**Exercise requirements**
Every entry must be given again exactly.

**Dataset**
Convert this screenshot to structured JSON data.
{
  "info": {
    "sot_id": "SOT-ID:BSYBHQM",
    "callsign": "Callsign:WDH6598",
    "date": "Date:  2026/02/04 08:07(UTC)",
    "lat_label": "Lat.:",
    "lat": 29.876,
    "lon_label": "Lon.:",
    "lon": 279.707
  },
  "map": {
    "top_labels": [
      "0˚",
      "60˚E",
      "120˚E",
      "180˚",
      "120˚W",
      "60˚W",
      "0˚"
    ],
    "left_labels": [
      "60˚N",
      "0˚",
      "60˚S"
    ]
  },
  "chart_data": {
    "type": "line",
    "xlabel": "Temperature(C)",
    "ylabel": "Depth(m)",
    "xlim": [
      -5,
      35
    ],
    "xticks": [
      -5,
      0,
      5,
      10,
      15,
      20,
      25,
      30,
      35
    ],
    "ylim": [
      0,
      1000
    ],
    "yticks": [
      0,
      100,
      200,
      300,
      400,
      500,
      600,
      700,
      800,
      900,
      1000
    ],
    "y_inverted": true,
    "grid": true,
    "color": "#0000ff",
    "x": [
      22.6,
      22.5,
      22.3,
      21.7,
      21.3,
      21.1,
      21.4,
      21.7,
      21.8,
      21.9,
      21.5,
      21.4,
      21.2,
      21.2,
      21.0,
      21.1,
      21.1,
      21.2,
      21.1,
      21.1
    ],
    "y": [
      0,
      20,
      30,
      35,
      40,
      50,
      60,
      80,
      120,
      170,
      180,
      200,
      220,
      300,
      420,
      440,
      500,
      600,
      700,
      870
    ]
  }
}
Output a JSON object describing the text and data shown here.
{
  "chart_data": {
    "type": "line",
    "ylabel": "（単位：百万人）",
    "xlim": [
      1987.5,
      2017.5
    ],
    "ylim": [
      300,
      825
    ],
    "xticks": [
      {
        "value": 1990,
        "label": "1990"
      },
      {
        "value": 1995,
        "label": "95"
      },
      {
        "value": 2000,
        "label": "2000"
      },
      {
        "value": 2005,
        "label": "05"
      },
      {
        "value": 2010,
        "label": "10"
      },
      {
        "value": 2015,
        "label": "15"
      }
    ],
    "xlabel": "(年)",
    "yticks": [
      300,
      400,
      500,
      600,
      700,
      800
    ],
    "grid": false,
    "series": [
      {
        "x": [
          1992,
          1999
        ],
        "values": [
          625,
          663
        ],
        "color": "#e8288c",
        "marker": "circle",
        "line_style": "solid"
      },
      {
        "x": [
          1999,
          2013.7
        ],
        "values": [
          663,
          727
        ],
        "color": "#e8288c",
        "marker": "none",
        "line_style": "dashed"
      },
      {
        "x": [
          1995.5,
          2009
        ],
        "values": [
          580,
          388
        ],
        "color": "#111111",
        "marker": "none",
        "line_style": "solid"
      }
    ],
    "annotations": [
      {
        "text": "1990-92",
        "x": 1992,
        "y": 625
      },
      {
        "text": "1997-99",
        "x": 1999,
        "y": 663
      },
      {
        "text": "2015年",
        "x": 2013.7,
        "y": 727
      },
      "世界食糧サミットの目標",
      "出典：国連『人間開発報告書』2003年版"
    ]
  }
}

**Problem solution**
Convert this screenshot to structured JSON data.
{
  "info": {
    "sot_id": "SOT-ID:BSYBHQM",
    "callsign": "Callsign:WDH6598",
    "date": "Date:  2026/02/04 08:07(UTC)",
    "lat_label": "Lat.:",
    "lat": 29.876,
    "lon_label": "Lon.:",
    "lon": 279.707
  },
  "map": {
    "top_labels": [
      "0˚",
      "60˚E",
      "120˚E",
      "180˚",
      "120˚W",
      "60˚W",
      "0˚"
    ],
    "left_labels": [
      "60˚N",
      "0˚",
      "60˚S"
    ]
  },
  "chart_data": {
    "type": "line",
    "xlabel": "Temperature(C)",
    "ylabel": "Depth(m)",
    "xlim": [
      -5,
      35
    ],
    "xticks": [
      -5,
      0,
      5,
      10,
      15,
      20,
      25,
      30,
      35
    ],
    "ylim": [
      0,
      1000
    ],
    "yticks": [
      0,
      100,
      200,
      300,
      400,
      500,
      600,
      700,
      800,
      900,
      1000
    ],
    "y_inverted": true,
    "grid": true,
    "color": "#0000ff",
    "x": [
      22.6,
      22.5,
      22.3,
      21.7,
      21.3,
      21.1,
      21.4,
      21.7,
      21.8,
      21.9,
      21.5,
      21.4,
      21.2,
      21.2,
      21.0,
      21.1,
      21.1,
      21.2,
      21.1,
      21.1
    ],
    "y": [
      0,
      20,
      30,
      35,
      40,
      50,
      60,
      80,
      120,
      170,
      180,
      200,
      220,
      300,
      420,
      440,
      500,
      600,
      700,
      870
    ]
  }
}
Output a JSON object describing the text and data shown here.
{
  "chart_data": {
    "type": "line",
    "ylabel": "（単位：百万人）",
    "xlim": [
      1987.5,
      2017.5
    ],
    "ylim": [
      300,
      825
    ],
    "xticks": [
      {
        "value": 1990,
        "label": "1990"
      },
      {
        "value": 1995,
        "label": "95"
      },
      {
        "value": 2000,
        "label": "2000"
      },
      {
        "value": 2005,
        "label": "05"
      },
      {
        "value": 2010,
        "label": "10"
      },
      {
        "value": 2015,
        "label": "15"
      }
    ],
    "xlabel": "(年)",
    "yticks": [
      300,
      400,
      500,
      600,
      700,
      800
    ],
    "grid": false,
    "series": [
      {
        "x": [
          1992,
          1999
        ],
        "values": [
          625,
          663
        ],
        "color": "#e8288c",
        "marker": "circle",
        "line_style": "solid"
      },
      {
        "x": [
          1999,
          2013.7
        ],
        "values": [
          663,
          727
        ],
        "color": "#e8288c",
        "marker": "none",
        "line_style": "dashed"
      },
      {
        "x": [
          1995.5,
          2009
        ],
        "values": [
          580,
          388
        ],
        "color": "#111111",
        "marker": "none",
        "line_style": "solid"
      }
    ],
    "annotations": [
      {
        "text": "1990-92",
        "x": 1992,
        "y": 625
      },
      {
        "text": "1997-99",
        "x": 1999,
        "y": 663
      },
      {
        "text": "2015年",
        "x": 2013.7,
        "y": 727
      },
      "世界食糧サミットの目標",
      "出典：国連『人間開発報告書』2003年版"
    ]
  }
}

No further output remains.